# WHAT YOU WILL DO
Write out all of the entries exactly as given.

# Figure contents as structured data
## Begin

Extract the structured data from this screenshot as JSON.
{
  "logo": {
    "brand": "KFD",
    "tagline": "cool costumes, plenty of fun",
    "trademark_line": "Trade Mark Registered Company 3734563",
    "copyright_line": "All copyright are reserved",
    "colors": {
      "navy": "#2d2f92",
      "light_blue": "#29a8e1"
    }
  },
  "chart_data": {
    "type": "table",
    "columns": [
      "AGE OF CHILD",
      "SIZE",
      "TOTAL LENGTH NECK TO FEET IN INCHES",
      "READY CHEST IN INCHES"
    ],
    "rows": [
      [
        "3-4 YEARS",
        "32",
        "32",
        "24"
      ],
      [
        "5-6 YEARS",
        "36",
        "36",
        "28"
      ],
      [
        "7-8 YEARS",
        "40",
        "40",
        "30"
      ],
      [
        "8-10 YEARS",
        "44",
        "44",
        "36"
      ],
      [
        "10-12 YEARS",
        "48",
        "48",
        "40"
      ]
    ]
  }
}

## End

# PROBLEM SOLUTION
Extract the structured data from this screenshot as JSON.
{
  "logo": {
    "brand": "KFD",
    "tagline": "cool costumes, plenty of fun",
    "trademark_line": "Trade Mark Registered Company 3734563",
    "copyright_line": "All copyright are reserved",
    "colors": {
      "navy": "#2d2f92",
      "light_blue": "#29a8e1"
    }
  },
  "chart_data": {
    "type": "table",
    "columns": [
      "AGE OF CHILD",
      "SIZE",
      "TOTAL LENGTH NECK TO FEET IN INCHES",
      "READY CHEST IN INCHES"
    ],
    "rows": [
      [
        "3-4 YEARS",
        "32",
        "32",
        "24"
      ],
      [
        "5-6 YEARS",
        "36",
        "36",
        "28"
      ],
      [
        "7-8 YEARS",
        "40",
        "40",
        "30"
      ],
      [
        "8-10 YEARS",
        "44",
        "44",
        "36"
      ],
      [
        "10-12 YEARS",
        "48",
        "48",
        "40"
      ]
    ]
  }
}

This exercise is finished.